OBJECTIVE: Repeat exactly the lines from the one containing "Transcribe this image's" through the last line of the records below, both included, and nothing else.
>>>>>
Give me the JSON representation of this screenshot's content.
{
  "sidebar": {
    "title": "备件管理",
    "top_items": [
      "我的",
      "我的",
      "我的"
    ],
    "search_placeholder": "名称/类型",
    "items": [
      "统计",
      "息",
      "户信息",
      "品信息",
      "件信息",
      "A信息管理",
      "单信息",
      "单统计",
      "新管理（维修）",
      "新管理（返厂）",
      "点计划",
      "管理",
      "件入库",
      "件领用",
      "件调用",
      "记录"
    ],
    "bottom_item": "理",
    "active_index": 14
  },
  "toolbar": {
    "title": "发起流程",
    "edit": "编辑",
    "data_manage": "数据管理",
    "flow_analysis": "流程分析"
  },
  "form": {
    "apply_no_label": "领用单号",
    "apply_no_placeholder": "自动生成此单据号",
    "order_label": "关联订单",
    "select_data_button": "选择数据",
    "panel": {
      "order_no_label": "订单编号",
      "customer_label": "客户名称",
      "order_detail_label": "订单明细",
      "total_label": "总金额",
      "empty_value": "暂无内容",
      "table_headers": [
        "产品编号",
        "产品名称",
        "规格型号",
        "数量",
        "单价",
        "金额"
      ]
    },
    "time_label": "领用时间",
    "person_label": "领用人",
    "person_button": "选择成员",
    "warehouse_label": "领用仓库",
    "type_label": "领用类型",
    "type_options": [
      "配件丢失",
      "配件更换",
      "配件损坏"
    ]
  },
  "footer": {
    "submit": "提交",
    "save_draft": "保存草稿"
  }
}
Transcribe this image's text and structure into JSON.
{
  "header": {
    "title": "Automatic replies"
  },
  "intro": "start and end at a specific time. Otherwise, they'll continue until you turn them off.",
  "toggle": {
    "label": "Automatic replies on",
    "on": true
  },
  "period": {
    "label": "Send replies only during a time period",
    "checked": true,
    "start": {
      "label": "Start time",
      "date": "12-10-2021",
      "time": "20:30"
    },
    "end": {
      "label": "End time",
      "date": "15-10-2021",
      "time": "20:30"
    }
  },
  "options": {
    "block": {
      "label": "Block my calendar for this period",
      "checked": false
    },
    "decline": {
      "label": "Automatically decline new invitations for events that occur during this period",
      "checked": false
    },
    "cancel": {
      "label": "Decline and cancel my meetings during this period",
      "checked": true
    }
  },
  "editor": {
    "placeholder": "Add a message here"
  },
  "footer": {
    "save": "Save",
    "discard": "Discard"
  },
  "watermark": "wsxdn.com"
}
<<<<<
RESPONSE:
Transcribe this image's text and structure into JSON.
{
  "header": {
    "title": "Automatic replies"
  },
  "intro": "start and end at a specific time. Otherwise, they'll continue until you turn them off.",
  "toggle": {
    "label": "Automatic replies on",
    "on": true
  },
  "period": {
    "label": "Send replies only during a time period",
    "checked": true,
    "start": {
      "label": "Start time",
      "date": "12-10-2021",
      "time": "20:30"
    },
    "end": {
      "label": "End time",
      "date": "15-10-2021",
      "time": "20:30"
    }
  },
  "options": {
    "block": {
      "label": "Block my calendar for this period",
      "checked": false
    },
    "decline": {
      "label": "Automatically decline new invitations for events that occur during this period",
      "checked": false
    },
    "cancel": {
      "label": "Decline and cancel my meetings during this period",
      "checked": true
    }
  },
  "editor": {
    "placeholder": "Add a message here"
  },
  "footer": {
    "save": "Save",
    "discard": "Discard"
  },
  "watermark": "wsxdn.com"
}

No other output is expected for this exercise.